■ **Problem to work on**: Output the full listing below exactly as it reads, and skip anything that is a picture.

■ **Supplied data**:

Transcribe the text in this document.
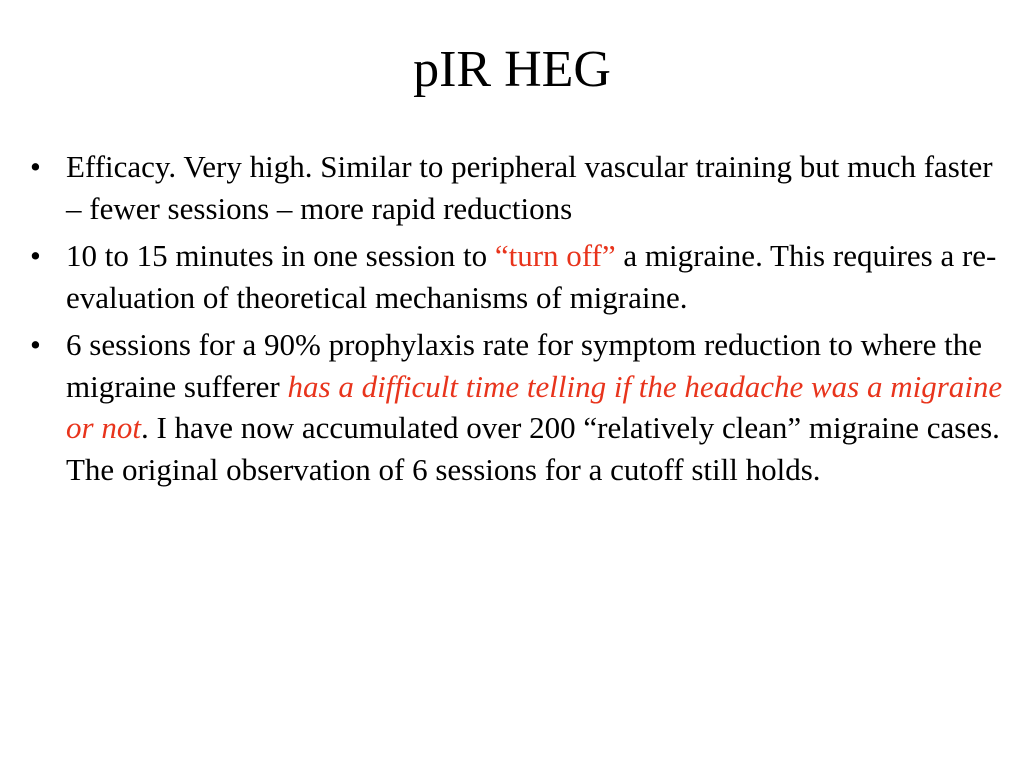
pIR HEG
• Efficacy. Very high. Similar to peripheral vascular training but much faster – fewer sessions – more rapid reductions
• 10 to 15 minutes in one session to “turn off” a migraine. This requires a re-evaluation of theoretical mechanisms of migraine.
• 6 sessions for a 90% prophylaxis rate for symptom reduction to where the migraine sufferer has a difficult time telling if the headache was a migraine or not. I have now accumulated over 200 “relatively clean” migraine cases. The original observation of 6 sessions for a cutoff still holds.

■ **Final result**:
Transcribe the text in this document.
pIR HEG
• Efficacy. Very high. Similar to peripheral vascular training but much faster – fewer sessions – more rapid reductions
• 10 to 15 minutes in one session to “turn off” a migraine. This requires a re-evaluation of theoretical mechanisms of migraine.
• 6 sessions for a 90% prophylaxis rate for symptom reduction to where the migraine sufferer has a difficult time telling if the headache was a migraine or not. I have now accumulated over 200 “relatively clean” migraine cases. The original observation of 6 sessions for a cutoff still holds.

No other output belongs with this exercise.